— start Data for processing —
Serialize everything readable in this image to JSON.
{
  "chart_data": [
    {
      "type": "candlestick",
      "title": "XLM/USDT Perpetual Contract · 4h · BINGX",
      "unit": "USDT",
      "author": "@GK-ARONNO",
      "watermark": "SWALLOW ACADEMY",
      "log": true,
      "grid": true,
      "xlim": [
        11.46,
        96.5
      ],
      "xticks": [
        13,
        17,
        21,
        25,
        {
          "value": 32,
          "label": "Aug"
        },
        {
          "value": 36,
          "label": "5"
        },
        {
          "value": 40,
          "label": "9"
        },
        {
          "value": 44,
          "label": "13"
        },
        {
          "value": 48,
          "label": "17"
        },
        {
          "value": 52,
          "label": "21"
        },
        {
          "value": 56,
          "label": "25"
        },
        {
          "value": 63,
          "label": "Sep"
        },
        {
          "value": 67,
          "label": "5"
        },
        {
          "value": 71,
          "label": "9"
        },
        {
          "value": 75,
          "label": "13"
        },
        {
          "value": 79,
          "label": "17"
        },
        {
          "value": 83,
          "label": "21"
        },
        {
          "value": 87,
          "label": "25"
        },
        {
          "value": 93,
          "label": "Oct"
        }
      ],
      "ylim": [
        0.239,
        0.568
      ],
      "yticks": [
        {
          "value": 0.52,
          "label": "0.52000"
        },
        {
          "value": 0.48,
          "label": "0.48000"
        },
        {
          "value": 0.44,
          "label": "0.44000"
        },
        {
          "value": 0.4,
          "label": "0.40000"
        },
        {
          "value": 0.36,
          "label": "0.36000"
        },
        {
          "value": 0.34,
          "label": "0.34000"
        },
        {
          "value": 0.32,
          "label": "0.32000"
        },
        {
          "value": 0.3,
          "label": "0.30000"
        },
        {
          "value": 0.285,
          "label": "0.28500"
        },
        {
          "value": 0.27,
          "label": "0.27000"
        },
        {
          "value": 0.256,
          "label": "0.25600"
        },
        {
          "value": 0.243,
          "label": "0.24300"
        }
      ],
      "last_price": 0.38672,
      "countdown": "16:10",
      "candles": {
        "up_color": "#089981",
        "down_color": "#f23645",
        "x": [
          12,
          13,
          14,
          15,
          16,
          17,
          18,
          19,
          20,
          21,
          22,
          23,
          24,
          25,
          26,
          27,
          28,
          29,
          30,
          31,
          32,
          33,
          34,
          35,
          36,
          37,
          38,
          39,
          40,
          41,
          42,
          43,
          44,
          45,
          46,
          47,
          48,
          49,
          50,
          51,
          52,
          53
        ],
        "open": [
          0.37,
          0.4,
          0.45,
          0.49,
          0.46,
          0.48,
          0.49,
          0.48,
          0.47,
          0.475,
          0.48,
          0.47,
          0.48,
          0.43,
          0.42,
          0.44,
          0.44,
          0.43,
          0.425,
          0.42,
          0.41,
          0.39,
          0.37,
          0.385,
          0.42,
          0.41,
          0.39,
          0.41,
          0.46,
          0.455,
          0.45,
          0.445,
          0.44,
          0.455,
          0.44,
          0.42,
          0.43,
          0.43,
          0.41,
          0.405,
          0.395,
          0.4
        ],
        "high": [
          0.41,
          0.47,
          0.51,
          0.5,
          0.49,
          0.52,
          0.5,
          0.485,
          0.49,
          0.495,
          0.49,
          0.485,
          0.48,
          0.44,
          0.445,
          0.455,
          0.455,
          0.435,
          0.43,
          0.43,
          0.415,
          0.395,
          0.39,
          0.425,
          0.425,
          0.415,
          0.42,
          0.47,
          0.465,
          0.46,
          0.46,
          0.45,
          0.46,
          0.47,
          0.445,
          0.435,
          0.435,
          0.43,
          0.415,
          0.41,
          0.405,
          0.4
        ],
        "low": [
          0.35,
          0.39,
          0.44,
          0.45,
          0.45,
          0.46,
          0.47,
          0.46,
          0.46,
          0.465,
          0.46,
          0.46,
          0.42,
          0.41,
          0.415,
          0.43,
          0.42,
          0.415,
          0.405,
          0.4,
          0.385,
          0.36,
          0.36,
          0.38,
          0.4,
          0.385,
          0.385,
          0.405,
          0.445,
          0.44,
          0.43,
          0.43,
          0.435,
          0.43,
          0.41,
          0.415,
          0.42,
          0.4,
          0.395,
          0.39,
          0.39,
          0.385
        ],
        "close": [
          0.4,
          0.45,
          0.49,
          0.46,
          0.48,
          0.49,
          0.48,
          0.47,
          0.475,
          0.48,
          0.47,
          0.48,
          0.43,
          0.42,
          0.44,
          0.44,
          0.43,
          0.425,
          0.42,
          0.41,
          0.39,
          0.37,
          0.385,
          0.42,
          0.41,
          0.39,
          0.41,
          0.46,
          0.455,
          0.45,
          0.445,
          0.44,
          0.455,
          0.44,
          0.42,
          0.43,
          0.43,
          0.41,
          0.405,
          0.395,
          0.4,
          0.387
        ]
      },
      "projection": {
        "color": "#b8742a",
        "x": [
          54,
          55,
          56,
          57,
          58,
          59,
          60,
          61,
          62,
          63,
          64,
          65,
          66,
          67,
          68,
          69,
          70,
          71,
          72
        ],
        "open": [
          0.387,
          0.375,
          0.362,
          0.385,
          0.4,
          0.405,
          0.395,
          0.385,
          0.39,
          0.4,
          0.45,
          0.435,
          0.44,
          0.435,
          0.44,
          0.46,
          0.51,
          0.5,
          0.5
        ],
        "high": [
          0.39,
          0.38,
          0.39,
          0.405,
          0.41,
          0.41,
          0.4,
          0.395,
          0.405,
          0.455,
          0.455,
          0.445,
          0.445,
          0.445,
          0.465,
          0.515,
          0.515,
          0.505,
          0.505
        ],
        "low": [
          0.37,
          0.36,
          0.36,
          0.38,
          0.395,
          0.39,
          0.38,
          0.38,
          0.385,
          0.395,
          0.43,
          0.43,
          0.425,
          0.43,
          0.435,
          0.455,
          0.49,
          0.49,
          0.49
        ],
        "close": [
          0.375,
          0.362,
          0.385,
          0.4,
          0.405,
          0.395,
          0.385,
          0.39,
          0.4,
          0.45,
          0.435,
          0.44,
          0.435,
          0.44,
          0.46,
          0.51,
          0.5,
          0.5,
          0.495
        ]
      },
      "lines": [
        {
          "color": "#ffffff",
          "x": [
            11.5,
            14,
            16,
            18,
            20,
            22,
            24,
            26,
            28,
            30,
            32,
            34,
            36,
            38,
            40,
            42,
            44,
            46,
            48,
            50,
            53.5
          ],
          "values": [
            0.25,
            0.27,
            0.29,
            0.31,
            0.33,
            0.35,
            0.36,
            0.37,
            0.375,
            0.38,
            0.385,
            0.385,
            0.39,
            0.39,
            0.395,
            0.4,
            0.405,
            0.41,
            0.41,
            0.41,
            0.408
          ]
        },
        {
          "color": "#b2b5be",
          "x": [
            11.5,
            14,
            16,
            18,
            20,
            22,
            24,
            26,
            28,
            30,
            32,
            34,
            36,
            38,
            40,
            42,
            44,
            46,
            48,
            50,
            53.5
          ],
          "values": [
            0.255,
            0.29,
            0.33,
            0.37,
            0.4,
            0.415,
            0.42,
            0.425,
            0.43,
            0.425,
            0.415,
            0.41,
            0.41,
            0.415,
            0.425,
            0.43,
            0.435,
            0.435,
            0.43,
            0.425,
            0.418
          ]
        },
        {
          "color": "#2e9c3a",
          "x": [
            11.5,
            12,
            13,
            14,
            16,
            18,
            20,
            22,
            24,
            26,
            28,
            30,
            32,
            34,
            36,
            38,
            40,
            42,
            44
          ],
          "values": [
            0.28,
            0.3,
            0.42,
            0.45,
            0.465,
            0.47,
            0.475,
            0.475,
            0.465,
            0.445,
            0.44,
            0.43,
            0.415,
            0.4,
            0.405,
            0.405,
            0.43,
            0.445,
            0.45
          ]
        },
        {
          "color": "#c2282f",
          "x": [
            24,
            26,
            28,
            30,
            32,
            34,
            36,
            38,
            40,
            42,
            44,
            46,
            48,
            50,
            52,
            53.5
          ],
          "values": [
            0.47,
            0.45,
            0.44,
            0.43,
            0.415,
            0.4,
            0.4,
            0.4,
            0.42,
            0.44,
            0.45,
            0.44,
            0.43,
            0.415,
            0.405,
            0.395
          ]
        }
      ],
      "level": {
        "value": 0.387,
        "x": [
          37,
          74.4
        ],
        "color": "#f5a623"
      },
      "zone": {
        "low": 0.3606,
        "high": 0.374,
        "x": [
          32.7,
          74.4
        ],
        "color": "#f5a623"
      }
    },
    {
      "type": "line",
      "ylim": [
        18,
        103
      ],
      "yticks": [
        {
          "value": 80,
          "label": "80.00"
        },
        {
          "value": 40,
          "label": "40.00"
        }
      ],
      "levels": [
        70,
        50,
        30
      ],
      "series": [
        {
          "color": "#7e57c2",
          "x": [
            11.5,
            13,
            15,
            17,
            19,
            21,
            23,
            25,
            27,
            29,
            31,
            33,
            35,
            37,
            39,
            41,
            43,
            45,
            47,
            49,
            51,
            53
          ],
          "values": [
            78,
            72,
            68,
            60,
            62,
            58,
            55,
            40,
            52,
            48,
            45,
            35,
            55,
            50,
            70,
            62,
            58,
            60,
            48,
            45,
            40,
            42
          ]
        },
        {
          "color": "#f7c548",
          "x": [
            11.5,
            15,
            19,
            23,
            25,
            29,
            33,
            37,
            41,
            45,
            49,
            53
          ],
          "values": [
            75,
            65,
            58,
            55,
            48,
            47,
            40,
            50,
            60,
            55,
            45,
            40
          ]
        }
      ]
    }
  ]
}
— end Data for processing —
#### [Direction]
Copy whichever lines in the listing above contain the word "USDT".

#### [Exercise solution]
      "title": "XLM/USDT Perpetual Contract · 4h · BINGX",
      "unit": "USDT",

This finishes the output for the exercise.